[Records from a collection of figures]
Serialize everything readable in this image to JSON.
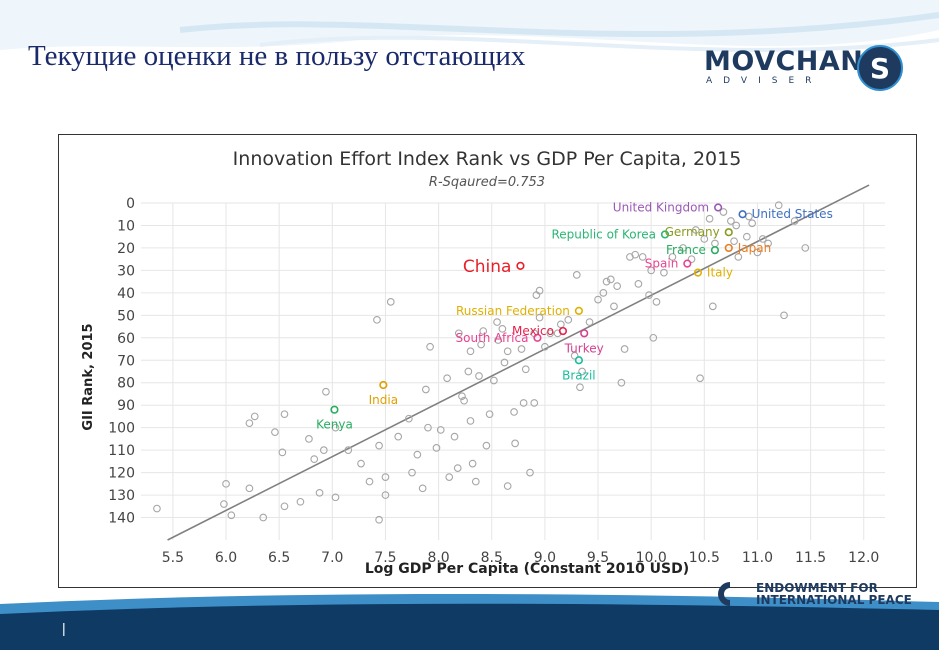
{
  "slide": {
    "title": "Текущие оценки не в пользу отстающих",
    "page_number": "|"
  },
  "logo": {
    "main": "MOVCHAN",
    "sub": "ADVISER",
    "mark_letter": "S"
  },
  "endowment": {
    "line1": "ENDOWMENT FOR",
    "line2": "INTERNATIONAL PEACE"
  },
  "colors": {
    "title_blue": "#1a2a6a",
    "grid": "#e6e6e6",
    "point_gray": "#a6a6a6",
    "trend": "#808080",
    "footer_dark": "#0e3a63",
    "footer_light": "#3e8fc8"
  },
  "chart_data": {
    "type": "scatter",
    "title": "Innovation Effort Index Rank vs GDP Per Capita, 2015",
    "subtitle": "R-Sqaured=0.753",
    "xlabel": "Log GDP Per Capita (Constant 2010 USD)",
    "ylabel": "GII Rank, 2015",
    "xlim": [
      5.2,
      12.2
    ],
    "ylim": [
      0,
      150
    ],
    "y_reversed": true,
    "grid": true,
    "xticks": [
      "5.5",
      "6.0",
      "6.5",
      "7.0",
      "7.5",
      "8.0",
      "8.5",
      "9.0",
      "9.5",
      "10.0",
      "10.5",
      "11.0",
      "11.5",
      "12.0"
    ],
    "yticks": [
      "0",
      "10",
      "20",
      "30",
      "40",
      "50",
      "60",
      "70",
      "80",
      "90",
      "100",
      "110",
      "120",
      "130",
      "140"
    ],
    "trendline": [
      [
        5.45,
        150
      ],
      [
        12.05,
        -8
      ]
    ],
    "labeled_points": [
      {
        "name": "United Kingdom",
        "x": 10.63,
        "y": 2,
        "color": "#9b59b6",
        "anchor": "left"
      },
      {
        "name": "United States",
        "x": 10.86,
        "y": 5,
        "color": "#3f6fc0",
        "anchor": "right"
      },
      {
        "name": "Germany",
        "x": 10.73,
        "y": 13,
        "color": "#8a9a20",
        "anchor": "left"
      },
      {
        "name": "Republic of Korea",
        "x": 10.13,
        "y": 14,
        "color": "#2bb673",
        "anchor": "left"
      },
      {
        "name": "Japan",
        "x": 10.73,
        "y": 20,
        "color": "#e67e22",
        "anchor": "right"
      },
      {
        "name": "France",
        "x": 10.6,
        "y": 21,
        "color": "#27ae60",
        "anchor": "left"
      },
      {
        "name": "Spain",
        "x": 10.34,
        "y": 27,
        "color": "#e84393",
        "anchor": "left"
      },
      {
        "name": "China",
        "x": 8.77,
        "y": 28,
        "color": "#e8202a",
        "anchor": "left"
      },
      {
        "name": "Italy",
        "x": 10.44,
        "y": 31,
        "color": "#e0b000",
        "anchor": "right"
      },
      {
        "name": "Russian Federation",
        "x": 9.32,
        "y": 48,
        "color": "#e0b000",
        "anchor": "left"
      },
      {
        "name": "Mexico",
        "x": 9.17,
        "y": 57,
        "color": "#e8204a",
        "anchor": "left"
      },
      {
        "name": "Turkey",
        "x": 9.37,
        "y": 58,
        "color": "#d4418e",
        "anchor": "below"
      },
      {
        "name": "South Africa",
        "x": 8.93,
        "y": 60,
        "color": "#e84393",
        "anchor": "left"
      },
      {
        "name": "Brazil",
        "x": 9.32,
        "y": 70,
        "color": "#1abc9c",
        "anchor": "below"
      },
      {
        "name": "India",
        "x": 7.48,
        "y": 81,
        "color": "#e0a000",
        "anchor": "below"
      },
      {
        "name": "Kenya",
        "x": 7.02,
        "y": 92,
        "color": "#27ae60",
        "anchor": "below"
      }
    ],
    "points": [
      [
        5.35,
        136
      ],
      [
        6.0,
        125
      ],
      [
        5.98,
        134
      ],
      [
        6.05,
        139
      ],
      [
        6.22,
        127
      ],
      [
        6.22,
        98
      ],
      [
        6.27,
        95
      ],
      [
        6.35,
        140
      ],
      [
        6.46,
        102
      ],
      [
        6.53,
        111
      ],
      [
        6.55,
        94
      ],
      [
        6.55,
        135
      ],
      [
        6.7,
        133
      ],
      [
        6.78,
        105
      ],
      [
        6.83,
        114
      ],
      [
        6.88,
        129
      ],
      [
        6.92,
        110
      ],
      [
        6.94,
        84
      ],
      [
        7.03,
        131
      ],
      [
        7.03,
        100
      ],
      [
        7.15,
        110
      ],
      [
        7.27,
        116
      ],
      [
        7.35,
        124
      ],
      [
        7.42,
        52
      ],
      [
        7.44,
        108
      ],
      [
        7.44,
        141
      ],
      [
        7.5,
        122
      ],
      [
        7.5,
        130
      ],
      [
        7.55,
        44
      ],
      [
        7.62,
        104
      ],
      [
        7.75,
        120
      ],
      [
        7.72,
        96
      ],
      [
        7.8,
        112
      ],
      [
        7.85,
        127
      ],
      [
        7.88,
        83
      ],
      [
        7.9,
        100
      ],
      [
        7.92,
        64
      ],
      [
        7.98,
        109
      ],
      [
        8.02,
        101
      ],
      [
        8.08,
        78
      ],
      [
        8.1,
        122
      ],
      [
        8.15,
        104
      ],
      [
        8.18,
        118
      ],
      [
        8.19,
        58
      ],
      [
        8.22,
        86
      ],
      [
        8.24,
        88
      ],
      [
        8.28,
        75
      ],
      [
        8.3,
        66
      ],
      [
        8.3,
        97
      ],
      [
        8.32,
        116
      ],
      [
        8.35,
        124
      ],
      [
        8.38,
        77
      ],
      [
        8.4,
        63
      ],
      [
        8.42,
        57
      ],
      [
        8.45,
        108
      ],
      [
        8.48,
        94
      ],
      [
        8.52,
        79
      ],
      [
        8.55,
        53
      ],
      [
        8.56,
        61
      ],
      [
        8.6,
        56
      ],
      [
        8.62,
        71
      ],
      [
        8.65,
        66
      ],
      [
        8.65,
        126
      ],
      [
        8.71,
        93
      ],
      [
        8.72,
        107
      ],
      [
        8.78,
        65
      ],
      [
        8.8,
        89
      ],
      [
        8.82,
        74
      ],
      [
        8.86,
        120
      ],
      [
        8.9,
        58
      ],
      [
        8.9,
        89
      ],
      [
        8.92,
        41
      ],
      [
        8.95,
        39
      ],
      [
        8.95,
        51
      ],
      [
        9.0,
        64
      ],
      [
        9.05,
        58
      ],
      [
        9.12,
        58
      ],
      [
        9.15,
        54
      ],
      [
        9.22,
        52
      ],
      [
        9.28,
        68
      ],
      [
        9.3,
        32
      ],
      [
        9.33,
        82
      ],
      [
        9.35,
        75
      ],
      [
        9.42,
        53
      ],
      [
        9.5,
        43
      ],
      [
        9.55,
        40
      ],
      [
        9.58,
        35
      ],
      [
        9.62,
        34
      ],
      [
        9.65,
        46
      ],
      [
        9.68,
        37
      ],
      [
        9.72,
        80
      ],
      [
        9.75,
        65
      ],
      [
        9.8,
        24
      ],
      [
        9.85,
        23
      ],
      [
        9.88,
        36
      ],
      [
        9.92,
        24
      ],
      [
        9.98,
        41
      ],
      [
        10.0,
        30
      ],
      [
        10.02,
        60
      ],
      [
        10.05,
        44
      ],
      [
        10.12,
        31
      ],
      [
        10.2,
        24
      ],
      [
        10.3,
        20
      ],
      [
        10.38,
        25
      ],
      [
        10.42,
        12
      ],
      [
        10.46,
        78
      ],
      [
        10.5,
        16
      ],
      [
        10.55,
        7
      ],
      [
        10.58,
        46
      ],
      [
        10.6,
        18
      ],
      [
        10.68,
        4
      ],
      [
        10.75,
        8
      ],
      [
        10.78,
        17
      ],
      [
        10.8,
        10
      ],
      [
        10.82,
        24
      ],
      [
        10.9,
        15
      ],
      [
        10.92,
        6
      ],
      [
        10.95,
        9
      ],
      [
        11.0,
        22
      ],
      [
        11.05,
        16
      ],
      [
        11.1,
        18
      ],
      [
        11.2,
        1
      ],
      [
        11.25,
        50
      ],
      [
        11.35,
        8
      ],
      [
        11.45,
        20
      ]
    ]
  }
}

**TASK REQUIREMENTS**
Look above for lines with the word "Capita" and copy them all.

**FULL RESPONSE**
    "title": "Innovation Effort Index Rank vs GDP Per Capita, 2015",
    "xlabel": "Log GDP Per Capita (Constant 2010 USD)",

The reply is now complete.